## WHAT IS ASKED
Scan the entries below and report only how many lines contain "проведения".

## TASK DATA
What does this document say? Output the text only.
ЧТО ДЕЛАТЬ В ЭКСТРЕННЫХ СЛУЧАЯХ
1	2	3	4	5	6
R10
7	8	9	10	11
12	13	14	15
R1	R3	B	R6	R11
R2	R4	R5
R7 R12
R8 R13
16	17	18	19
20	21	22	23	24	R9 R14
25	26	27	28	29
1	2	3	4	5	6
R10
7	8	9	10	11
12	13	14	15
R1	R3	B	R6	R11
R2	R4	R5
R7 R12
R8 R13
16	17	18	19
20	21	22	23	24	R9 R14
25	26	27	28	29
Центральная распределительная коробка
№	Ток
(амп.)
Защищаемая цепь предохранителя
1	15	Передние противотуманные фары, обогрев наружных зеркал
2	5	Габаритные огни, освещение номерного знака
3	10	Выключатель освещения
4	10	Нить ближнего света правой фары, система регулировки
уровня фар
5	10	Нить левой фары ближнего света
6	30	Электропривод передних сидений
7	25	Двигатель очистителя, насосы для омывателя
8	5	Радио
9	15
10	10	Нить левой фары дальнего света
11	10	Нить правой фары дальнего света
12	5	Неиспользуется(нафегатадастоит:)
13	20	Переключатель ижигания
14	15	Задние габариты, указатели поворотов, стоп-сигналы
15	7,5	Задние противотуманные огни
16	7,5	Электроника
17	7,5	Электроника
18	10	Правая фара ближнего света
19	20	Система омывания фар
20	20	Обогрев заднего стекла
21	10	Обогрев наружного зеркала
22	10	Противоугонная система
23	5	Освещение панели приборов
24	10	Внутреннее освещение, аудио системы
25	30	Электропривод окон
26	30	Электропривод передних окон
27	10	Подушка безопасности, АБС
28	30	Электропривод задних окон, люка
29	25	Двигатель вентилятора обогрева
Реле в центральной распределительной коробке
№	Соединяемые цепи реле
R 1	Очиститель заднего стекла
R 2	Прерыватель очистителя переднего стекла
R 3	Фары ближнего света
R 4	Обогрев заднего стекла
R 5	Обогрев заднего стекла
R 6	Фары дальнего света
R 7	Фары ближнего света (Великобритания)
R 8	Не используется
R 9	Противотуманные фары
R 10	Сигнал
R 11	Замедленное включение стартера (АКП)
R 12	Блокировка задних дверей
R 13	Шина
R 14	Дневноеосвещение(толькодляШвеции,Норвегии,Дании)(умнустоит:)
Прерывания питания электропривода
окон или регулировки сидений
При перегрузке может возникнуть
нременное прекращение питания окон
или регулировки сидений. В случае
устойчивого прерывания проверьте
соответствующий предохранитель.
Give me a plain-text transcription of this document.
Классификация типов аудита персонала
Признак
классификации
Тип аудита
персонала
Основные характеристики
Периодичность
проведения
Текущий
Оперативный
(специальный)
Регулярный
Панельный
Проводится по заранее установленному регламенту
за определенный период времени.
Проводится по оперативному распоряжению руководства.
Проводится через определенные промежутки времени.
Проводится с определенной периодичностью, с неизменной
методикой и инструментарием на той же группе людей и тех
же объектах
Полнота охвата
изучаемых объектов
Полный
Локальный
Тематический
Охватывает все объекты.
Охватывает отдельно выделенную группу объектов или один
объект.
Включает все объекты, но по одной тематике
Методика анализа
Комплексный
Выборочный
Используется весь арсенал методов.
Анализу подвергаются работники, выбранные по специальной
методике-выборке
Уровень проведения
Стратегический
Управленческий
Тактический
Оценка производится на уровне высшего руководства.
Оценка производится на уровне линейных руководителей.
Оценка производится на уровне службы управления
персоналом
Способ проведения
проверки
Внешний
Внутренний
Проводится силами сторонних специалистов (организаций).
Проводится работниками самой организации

## SOLUTION TO THIS EXERCISE
3